- [Short exercise] Write out the full set of records exactly. Any pictures in them do not belong in the copy.

** START OF Task material **

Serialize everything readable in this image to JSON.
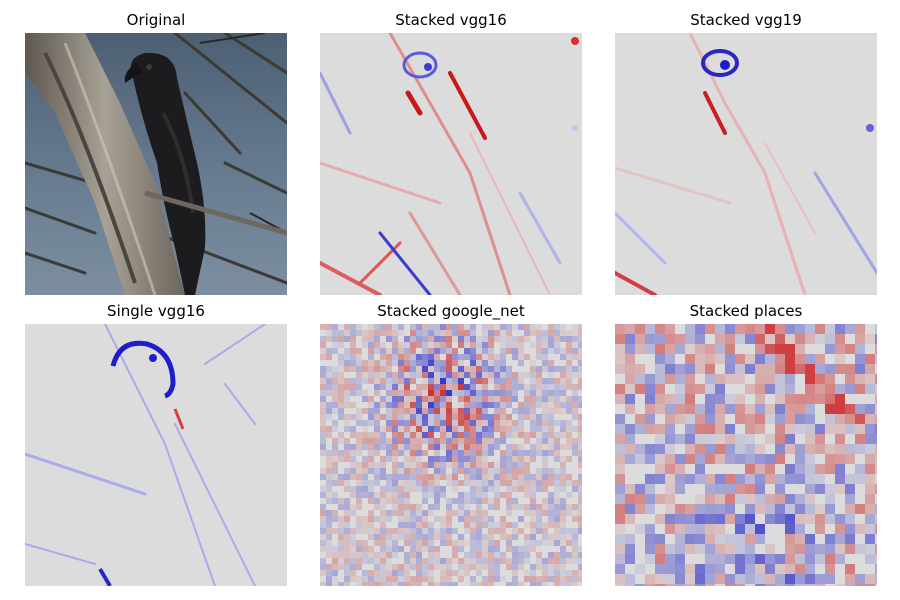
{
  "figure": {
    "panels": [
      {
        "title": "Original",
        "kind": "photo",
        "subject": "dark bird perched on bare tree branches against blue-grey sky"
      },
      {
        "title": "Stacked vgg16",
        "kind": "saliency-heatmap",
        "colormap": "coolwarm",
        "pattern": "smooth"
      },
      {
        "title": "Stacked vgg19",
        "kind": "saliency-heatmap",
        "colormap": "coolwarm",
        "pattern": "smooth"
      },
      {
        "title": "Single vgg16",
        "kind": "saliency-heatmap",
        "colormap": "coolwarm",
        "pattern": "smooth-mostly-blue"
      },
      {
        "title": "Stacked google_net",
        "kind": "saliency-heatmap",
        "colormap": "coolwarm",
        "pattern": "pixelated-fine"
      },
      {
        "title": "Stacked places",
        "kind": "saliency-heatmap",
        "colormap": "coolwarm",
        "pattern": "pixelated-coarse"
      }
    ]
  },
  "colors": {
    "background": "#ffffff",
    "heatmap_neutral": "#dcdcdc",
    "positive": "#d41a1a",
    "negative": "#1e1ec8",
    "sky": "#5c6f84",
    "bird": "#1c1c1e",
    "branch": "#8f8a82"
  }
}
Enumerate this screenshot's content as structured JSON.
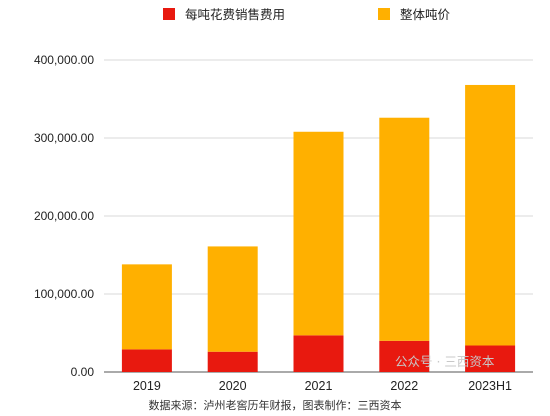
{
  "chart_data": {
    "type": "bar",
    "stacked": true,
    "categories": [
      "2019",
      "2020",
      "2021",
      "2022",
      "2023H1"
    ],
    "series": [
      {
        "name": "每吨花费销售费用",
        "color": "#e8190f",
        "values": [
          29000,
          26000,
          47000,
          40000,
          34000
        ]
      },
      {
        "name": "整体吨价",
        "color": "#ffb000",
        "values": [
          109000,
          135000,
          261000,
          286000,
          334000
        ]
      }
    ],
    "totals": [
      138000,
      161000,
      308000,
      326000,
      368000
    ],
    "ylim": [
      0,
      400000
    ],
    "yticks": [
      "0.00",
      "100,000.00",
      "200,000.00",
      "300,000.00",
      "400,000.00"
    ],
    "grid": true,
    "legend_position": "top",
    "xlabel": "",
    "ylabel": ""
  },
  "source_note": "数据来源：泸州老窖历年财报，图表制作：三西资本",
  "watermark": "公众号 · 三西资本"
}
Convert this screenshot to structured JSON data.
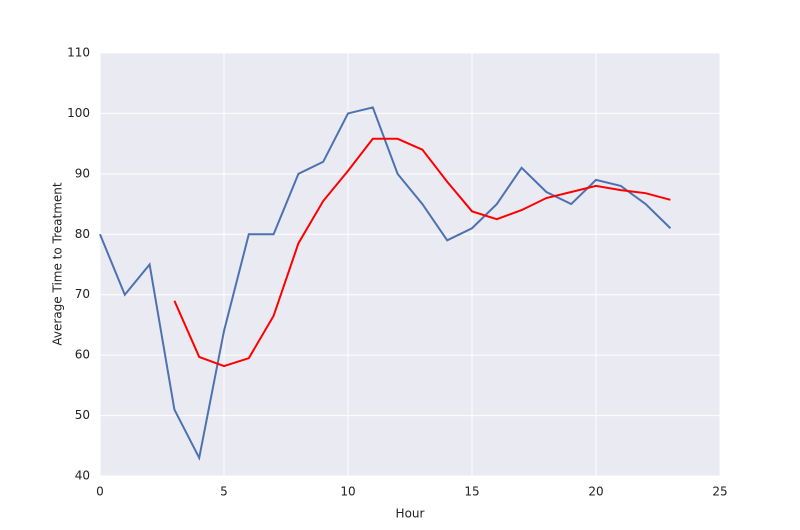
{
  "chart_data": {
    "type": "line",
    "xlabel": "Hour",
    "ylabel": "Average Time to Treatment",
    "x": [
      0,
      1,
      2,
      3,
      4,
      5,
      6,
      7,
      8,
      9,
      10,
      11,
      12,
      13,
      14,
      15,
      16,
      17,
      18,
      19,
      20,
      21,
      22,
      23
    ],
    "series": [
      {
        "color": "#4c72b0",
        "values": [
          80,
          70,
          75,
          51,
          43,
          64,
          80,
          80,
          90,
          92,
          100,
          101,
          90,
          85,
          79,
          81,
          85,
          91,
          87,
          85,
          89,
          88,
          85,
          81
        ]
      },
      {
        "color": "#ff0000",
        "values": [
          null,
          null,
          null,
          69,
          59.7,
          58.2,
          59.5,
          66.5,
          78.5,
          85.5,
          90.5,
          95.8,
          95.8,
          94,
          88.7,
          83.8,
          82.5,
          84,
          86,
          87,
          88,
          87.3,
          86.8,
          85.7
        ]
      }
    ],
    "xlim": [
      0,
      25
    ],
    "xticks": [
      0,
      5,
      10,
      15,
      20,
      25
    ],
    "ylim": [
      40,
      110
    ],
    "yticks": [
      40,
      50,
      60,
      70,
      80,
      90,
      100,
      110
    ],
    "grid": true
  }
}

** END OF Task material **

- [Solution to the exercise]
Serialize everything readable in this image to JSON.
{
  "figure": {
    "panels": [
      {
        "title": "Original",
        "kind": "photo",
        "subject": "dark bird perched on bare tree branches against blue-grey sky"
      },
      {
        "title": "Stacked vgg16",
        "kind": "saliency-heatmap",
        "colormap": "coolwarm",
        "pattern": "smooth"
      },
      {
        "title": "Stacked vgg19",
        "kind": "saliency-heatmap",
        "colormap": "coolwarm",
        "pattern": "smooth"
      },
      {
        "title": "Single vgg16",
        "kind": "saliency-heatmap",
        "colormap": "coolwarm",
        "pattern": "smooth-mostly-blue"
      },
      {
        "title": "Stacked google_net",
        "kind": "saliency-heatmap",
        "colormap": "coolwarm",
        "pattern": "pixelated-fine"
      },
      {
        "title": "Stacked places",
        "kind": "saliency-heatmap",
        "colormap": "coolwarm",
        "pattern": "pixelated-coarse"
      }
    ]
  },
  "colors": {
    "background": "#ffffff",
    "heatmap_neutral": "#dcdcdc",
    "positive": "#d41a1a",
    "negative": "#1e1ec8",
    "sky": "#5c6f84",
    "bird": "#1c1c1e",
    "branch": "#8f8a82"
  }
}
Enumerate this screenshot's content as structured JSON.
{
  "chart_data": {
    "type": "bar",
    "stacked": true,
    "categories": [
      "2019",
      "2020",
      "2021",
      "2022",
      "2023H1"
    ],
    "series": [
      {
        "name": "每吨花费销售费用",
        "color": "#e8190f",
        "values": [
          29000,
          26000,
          47000,
          40000,
          34000
        ]
      },
      {
        "name": "整体吨价",
        "color": "#ffb000",
        "values": [
          109000,
          135000,
          261000,
          286000,
          334000
        ]
      }
    ],
    "totals": [
      138000,
      161000,
      308000,
      326000,
      368000
    ],
    "ylim": [
      0,
      400000
    ],
    "yticks": [
      "0.00",
      "100,000.00",
      "200,000.00",
      "300,000.00",
      "400,000.00"
    ],
    "grid": true,
    "legend_position": "top",
    "xlabel": "",
    "ylabel": ""
  },
  "source_note": "数据来源：泸州老窖历年财报，图表制作：三西资本",
  "watermark": "公众号 · 三西资本"
}
Convert this screenshot to structured JSON data.
{
  "chart_data": {
    "type": "line",
    "xlabel": "Hour",
    "ylabel": "Average Time to Treatment",
    "x": [
      0,
      1,
      2,
      3,
      4,
      5,
      6,
      7,
      8,
      9,
      10,
      11,
      12,
      13,
      14,
      15,
      16,
      17,
      18,
      19,
      20,
      21,
      22,
      23
    ],
    "series": [
      {
        "color": "#4c72b0",
        "values": [
          80,
          70,
          75,
          51,
          43,
          64,
          80,
          80,
          90,
          92,
          100,
          101,
          90,
          85,
          79,
          81,
          85,
          91,
          87,
          85,
          89,
          88,
          85,
          81
        ]
      },
      {
        "color": "#ff0000",
        "values": [
          null,
          null,
          null,
          69,
          59.7,
          58.2,
          59.5,
          66.5,
          78.5,
          85.5,
          90.5,
          95.8,
          95.8,
          94,
          88.7,
          83.8,
          82.5,
          84,
          86,
          87,
          88,
          87.3,
          86.8,
          85.7
        ]
      }
    ],
    "xlim": [
      0,
      25
    ],
    "xticks": [
      0,
      5,
      10,
      15,
      20,
      25
    ],
    "ylim": [
      40,
      110
    ],
    "yticks": [
      40,
      50,
      60,
      70,
      80,
      90,
      100,
      110
    ],
    "grid": true
  }
}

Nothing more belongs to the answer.